# TASK
Send back the records in full, character for character.

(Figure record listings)
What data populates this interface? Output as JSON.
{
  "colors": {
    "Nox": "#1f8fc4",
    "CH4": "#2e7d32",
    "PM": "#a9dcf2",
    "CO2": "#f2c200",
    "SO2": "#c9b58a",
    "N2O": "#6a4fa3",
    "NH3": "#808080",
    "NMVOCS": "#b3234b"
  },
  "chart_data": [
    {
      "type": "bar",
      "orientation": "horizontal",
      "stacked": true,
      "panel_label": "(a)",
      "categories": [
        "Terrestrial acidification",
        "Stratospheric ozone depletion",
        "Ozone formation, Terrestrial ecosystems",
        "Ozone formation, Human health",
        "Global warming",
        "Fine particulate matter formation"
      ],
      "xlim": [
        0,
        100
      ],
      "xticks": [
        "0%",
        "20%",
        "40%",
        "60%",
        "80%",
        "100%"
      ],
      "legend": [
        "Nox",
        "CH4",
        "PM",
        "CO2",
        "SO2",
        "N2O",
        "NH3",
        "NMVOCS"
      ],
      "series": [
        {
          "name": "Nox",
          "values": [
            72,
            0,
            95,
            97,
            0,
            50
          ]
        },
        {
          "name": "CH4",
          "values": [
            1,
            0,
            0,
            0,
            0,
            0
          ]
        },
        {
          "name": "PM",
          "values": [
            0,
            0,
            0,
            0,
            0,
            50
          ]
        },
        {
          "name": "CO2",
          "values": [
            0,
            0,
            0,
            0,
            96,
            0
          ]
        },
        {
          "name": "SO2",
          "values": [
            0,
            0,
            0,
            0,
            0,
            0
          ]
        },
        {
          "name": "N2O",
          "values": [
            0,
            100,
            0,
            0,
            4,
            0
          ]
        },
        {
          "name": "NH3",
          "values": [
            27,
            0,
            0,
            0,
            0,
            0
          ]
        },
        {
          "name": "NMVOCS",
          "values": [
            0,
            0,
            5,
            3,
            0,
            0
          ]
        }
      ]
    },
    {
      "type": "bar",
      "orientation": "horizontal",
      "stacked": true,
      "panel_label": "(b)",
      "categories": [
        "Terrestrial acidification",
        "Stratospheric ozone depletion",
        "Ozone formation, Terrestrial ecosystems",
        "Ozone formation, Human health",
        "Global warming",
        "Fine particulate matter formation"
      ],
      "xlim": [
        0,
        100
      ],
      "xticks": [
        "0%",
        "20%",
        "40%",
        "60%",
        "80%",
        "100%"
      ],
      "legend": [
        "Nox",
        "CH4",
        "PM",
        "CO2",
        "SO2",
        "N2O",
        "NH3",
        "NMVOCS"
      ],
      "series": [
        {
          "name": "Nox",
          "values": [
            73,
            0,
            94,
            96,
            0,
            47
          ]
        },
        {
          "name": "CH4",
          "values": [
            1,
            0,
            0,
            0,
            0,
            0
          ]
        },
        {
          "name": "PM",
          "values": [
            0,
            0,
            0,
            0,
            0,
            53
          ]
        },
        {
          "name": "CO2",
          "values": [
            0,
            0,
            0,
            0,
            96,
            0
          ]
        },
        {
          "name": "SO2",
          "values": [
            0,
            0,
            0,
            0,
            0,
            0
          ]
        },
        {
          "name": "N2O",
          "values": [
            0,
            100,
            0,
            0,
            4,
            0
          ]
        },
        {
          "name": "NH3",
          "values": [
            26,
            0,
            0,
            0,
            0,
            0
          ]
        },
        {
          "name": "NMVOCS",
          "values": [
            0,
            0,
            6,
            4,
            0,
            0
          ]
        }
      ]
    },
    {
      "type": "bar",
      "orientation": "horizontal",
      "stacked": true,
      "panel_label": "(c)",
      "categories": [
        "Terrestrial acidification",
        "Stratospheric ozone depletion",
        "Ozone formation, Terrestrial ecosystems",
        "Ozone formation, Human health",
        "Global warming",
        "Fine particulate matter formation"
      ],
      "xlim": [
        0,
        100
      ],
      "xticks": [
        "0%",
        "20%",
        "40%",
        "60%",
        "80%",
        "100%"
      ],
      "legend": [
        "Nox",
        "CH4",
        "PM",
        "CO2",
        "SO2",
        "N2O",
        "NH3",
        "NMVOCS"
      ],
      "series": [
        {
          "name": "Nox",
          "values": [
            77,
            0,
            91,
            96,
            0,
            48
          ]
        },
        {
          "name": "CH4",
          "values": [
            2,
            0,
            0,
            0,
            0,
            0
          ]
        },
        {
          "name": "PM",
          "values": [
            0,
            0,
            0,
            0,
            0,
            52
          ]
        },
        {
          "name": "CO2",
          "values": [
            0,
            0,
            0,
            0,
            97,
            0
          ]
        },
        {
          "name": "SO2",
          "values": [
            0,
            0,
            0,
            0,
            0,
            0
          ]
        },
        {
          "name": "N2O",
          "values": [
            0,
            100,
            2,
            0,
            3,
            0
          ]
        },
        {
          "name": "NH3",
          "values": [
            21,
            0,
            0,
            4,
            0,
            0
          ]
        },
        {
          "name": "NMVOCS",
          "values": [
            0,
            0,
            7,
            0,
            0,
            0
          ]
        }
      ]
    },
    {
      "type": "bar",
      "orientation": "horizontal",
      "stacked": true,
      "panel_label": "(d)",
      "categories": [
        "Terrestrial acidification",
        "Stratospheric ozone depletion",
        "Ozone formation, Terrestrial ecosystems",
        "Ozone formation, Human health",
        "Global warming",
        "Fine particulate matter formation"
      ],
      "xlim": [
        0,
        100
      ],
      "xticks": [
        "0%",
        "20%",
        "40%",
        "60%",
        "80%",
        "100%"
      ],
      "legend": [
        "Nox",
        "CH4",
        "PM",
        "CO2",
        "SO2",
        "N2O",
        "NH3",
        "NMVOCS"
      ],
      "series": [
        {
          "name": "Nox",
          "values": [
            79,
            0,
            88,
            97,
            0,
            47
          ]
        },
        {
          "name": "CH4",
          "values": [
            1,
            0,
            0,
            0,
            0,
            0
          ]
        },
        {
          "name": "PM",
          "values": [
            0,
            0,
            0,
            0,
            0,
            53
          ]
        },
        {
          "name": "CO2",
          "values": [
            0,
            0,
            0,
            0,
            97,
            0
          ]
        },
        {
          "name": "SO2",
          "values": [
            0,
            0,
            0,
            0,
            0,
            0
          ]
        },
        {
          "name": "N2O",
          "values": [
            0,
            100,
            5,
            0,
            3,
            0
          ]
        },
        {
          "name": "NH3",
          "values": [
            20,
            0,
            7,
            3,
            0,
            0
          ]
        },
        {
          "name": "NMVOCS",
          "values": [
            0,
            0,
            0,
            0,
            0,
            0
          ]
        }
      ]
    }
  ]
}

# OUTPUT FOR THIS EXERCISE
What data populates this interface? Output as JSON.
{
  "colors": {
    "Nox": "#1f8fc4",
    "CH4": "#2e7d32",
    "PM": "#a9dcf2",
    "CO2": "#f2c200",
    "SO2": "#c9b58a",
    "N2O": "#6a4fa3",
    "NH3": "#808080",
    "NMVOCS": "#b3234b"
  },
  "chart_data": [
    {
      "type": "bar",
      "orientation": "horizontal",
      "stacked": true,
      "panel_label": "(a)",
      "categories": [
        "Terrestrial acidification",
        "Stratospheric ozone depletion",
        "Ozone formation, Terrestrial ecosystems",
        "Ozone formation, Human health",
        "Global warming",
        "Fine particulate matter formation"
      ],
      "xlim": [
        0,
        100
      ],
      "xticks": [
        "0%",
        "20%",
        "40%",
        "60%",
        "80%",
        "100%"
      ],
      "legend": [
        "Nox",
        "CH4",
        "PM",
        "CO2",
        "SO2",
        "N2O",
        "NH3",
        "NMVOCS"
      ],
      "series": [
        {
          "name": "Nox",
          "values": [
            72,
            0,
            95,
            97,
            0,
            50
          ]
        },
        {
          "name": "CH4",
          "values": [
            1,
            0,
            0,
            0,
            0,
            0
          ]
        },
        {
          "name": "PM",
          "values": [
            0,
            0,
            0,
            0,
            0,
            50
          ]
        },
        {
          "name": "CO2",
          "values": [
            0,
            0,
            0,
            0,
            96,
            0
          ]
        },
        {
          "name": "SO2",
          "values": [
            0,
            0,
            0,
            0,
            0,
            0
          ]
        },
        {
          "name": "N2O",
          "values": [
            0,
            100,
            0,
            0,
            4,
            0
          ]
        },
        {
          "name": "NH3",
          "values": [
            27,
            0,
            0,
            0,
            0,
            0
          ]
        },
        {
          "name": "NMVOCS",
          "values": [
            0,
            0,
            5,
            3,
            0,
            0
          ]
        }
      ]
    },
    {
      "type": "bar",
      "orientation": "horizontal",
      "stacked": true,
      "panel_label": "(b)",
      "categories": [
        "Terrestrial acidification",
        "Stratospheric ozone depletion",
        "Ozone formation, Terrestrial ecosystems",
        "Ozone formation, Human health",
        "Global warming",
        "Fine particulate matter formation"
      ],
      "xlim": [
        0,
        100
      ],
      "xticks": [
        "0%",
        "20%",
        "40%",
        "60%",
        "80%",
        "100%"
      ],
      "legend": [
        "Nox",
        "CH4",
        "PM",
        "CO2",
        "SO2",
        "N2O",
        "NH3",
        "NMVOCS"
      ],
      "series": [
        {
          "name": "Nox",
          "values": [
            73,
            0,
            94,
            96,
            0,
            47
          ]
        },
        {
          "name": "CH4",
          "values": [
            1,
            0,
            0,
            0,
            0,
            0
          ]
        },
        {
          "name": "PM",
          "values": [
            0,
            0,
            0,
            0,
            0,
            53
          ]
        },
        {
          "name": "CO2",
          "values": [
            0,
            0,
            0,
            0,
            96,
            0
          ]
        },
        {
          "name": "SO2",
          "values": [
            0,
            0,
            0,
            0,
            0,
            0
          ]
        },
        {
          "name": "N2O",
          "values": [
            0,
            100,
            0,
            0,
            4,
            0
          ]
        },
        {
          "name": "NH3",
          "values": [
            26,
            0,
            0,
            0,
            0,
            0
          ]
        },
        {
          "name": "NMVOCS",
          "values": [
            0,
            0,
            6,
            4,
            0,
            0
          ]
        }
      ]
    },
    {
      "type": "bar",
      "orientation": "horizontal",
      "stacked": true,
      "panel_label": "(c)",
      "categories": [
        "Terrestrial acidification",
        "Stratospheric ozone depletion",
        "Ozone formation, Terrestrial ecosystems",
        "Ozone formation, Human health",
        "Global warming",
        "Fine particulate matter formation"
      ],
      "xlim": [
        0,
        100
      ],
      "xticks": [
        "0%",
        "20%",
        "40%",
        "60%",
        "80%",
        "100%"
      ],
      "legend": [
        "Nox",
        "CH4",
        "PM",
        "CO2",
        "SO2",
        "N2O",
        "NH3",
        "NMVOCS"
      ],
      "series": [
        {
          "name": "Nox",
          "values": [
            77,
            0,
            91,
            96,
            0,
            48
          ]
        },
        {
          "name": "CH4",
          "values": [
            2,
            0,
            0,
            0,
            0,
            0
          ]
        },
        {
          "name": "PM",
          "values": [
            0,
            0,
            0,
            0,
            0,
            52
          ]
        },
        {
          "name": "CO2",
          "values": [
            0,
            0,
            0,
            0,
            97,
            0
          ]
        },
        {
          "name": "SO2",
          "values": [
            0,
            0,
            0,
            0,
            0,
            0
          ]
        },
        {
          "name": "N2O",
          "values": [
            0,
            100,
            2,
            0,
            3,
            0
          ]
        },
        {
          "name": "NH3",
          "values": [
            21,
            0,
            0,
            4,
            0,
            0
          ]
        },
        {
          "name": "NMVOCS",
          "values": [
            0,
            0,
            7,
            0,
            0,
            0
          ]
        }
      ]
    },
    {
      "type": "bar",
      "orientation": "horizontal",
      "stacked": true,
      "panel_label": "(d)",
      "categories": [
        "Terrestrial acidification",
        "Stratospheric ozone depletion",
        "Ozone formation, Terrestrial ecosystems",
        "Ozone formation, Human health",
        "Global warming",
        "Fine particulate matter formation"
      ],
      "xlim": [
        0,
        100
      ],
      "xticks": [
        "0%",
        "20%",
        "40%",
        "60%",
        "80%",
        "100%"
      ],
      "legend": [
        "Nox",
        "CH4",
        "PM",
        "CO2",
        "SO2",
        "N2O",
        "NH3",
        "NMVOCS"
      ],
      "series": [
        {
          "name": "Nox",
          "values": [
            79,
            0,
            88,
            97,
            0,
            47
          ]
        },
        {
          "name": "CH4",
          "values": [
            1,
            0,
            0,
            0,
            0,
            0
          ]
        },
        {
          "name": "PM",
          "values": [
            0,
            0,
            0,
            0,
            0,
            53
          ]
        },
        {
          "name": "CO2",
          "values": [
            0,
            0,
            0,
            0,
            97,
            0
          ]
        },
        {
          "name": "SO2",
          "values": [
            0,
            0,
            0,
            0,
            0,
            0
          ]
        },
        {
          "name": "N2O",
          "values": [
            0,
            100,
            5,
            0,
            3,
            0
          ]
        },
        {
          "name": "NH3",
          "values": [
            20,
            0,
            7,
            3,
            0,
            0
          ]
        },
        {
          "name": "NMVOCS",
          "values": [
            0,
            0,
            0,
            0,
            0,
            0
          ]
        }
      ]
    }
  ]
}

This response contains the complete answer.